*GIVEN RECORDS:*
════════════════
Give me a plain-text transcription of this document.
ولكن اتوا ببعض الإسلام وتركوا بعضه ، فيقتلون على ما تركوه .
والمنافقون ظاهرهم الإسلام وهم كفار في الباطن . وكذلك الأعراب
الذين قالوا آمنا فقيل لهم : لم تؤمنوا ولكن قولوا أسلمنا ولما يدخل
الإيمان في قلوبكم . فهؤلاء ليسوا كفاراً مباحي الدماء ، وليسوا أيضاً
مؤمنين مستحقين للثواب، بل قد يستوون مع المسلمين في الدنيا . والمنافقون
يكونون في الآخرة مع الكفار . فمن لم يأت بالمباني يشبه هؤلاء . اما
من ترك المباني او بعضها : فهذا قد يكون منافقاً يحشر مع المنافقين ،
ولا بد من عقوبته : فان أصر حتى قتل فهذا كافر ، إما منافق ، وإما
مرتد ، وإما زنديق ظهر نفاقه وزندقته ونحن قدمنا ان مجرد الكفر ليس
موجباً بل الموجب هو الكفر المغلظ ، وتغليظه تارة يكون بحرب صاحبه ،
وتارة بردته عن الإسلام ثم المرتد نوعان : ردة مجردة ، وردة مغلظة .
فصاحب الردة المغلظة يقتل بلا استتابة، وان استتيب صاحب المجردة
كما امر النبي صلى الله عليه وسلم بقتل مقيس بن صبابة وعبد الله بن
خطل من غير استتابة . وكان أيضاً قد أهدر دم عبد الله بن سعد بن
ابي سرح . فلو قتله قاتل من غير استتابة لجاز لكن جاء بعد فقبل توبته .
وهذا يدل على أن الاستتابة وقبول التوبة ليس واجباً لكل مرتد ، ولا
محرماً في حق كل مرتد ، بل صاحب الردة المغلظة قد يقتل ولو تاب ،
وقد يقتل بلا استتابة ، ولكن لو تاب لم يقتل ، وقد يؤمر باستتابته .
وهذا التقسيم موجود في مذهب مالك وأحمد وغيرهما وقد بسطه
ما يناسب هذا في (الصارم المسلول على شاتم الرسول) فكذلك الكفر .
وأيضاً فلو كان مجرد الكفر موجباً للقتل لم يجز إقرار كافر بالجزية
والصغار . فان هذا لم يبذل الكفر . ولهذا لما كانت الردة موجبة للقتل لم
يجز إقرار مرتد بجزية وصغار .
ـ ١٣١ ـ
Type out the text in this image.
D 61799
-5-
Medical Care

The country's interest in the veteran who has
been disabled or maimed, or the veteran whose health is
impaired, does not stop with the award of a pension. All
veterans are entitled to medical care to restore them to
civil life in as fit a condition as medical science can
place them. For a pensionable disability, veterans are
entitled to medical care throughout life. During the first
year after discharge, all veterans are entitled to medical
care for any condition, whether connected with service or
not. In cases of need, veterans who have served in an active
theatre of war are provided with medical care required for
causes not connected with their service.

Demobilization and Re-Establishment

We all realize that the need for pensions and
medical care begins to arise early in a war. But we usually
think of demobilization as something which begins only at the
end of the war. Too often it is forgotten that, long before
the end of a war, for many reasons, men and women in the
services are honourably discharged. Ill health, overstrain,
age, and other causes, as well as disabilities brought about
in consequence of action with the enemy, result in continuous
════════════════
*EXERCISE AIM:*
Note how many lines of the material contain the string "وإما". Then report that number by itself.

*SOLVED PROBLEM:*
2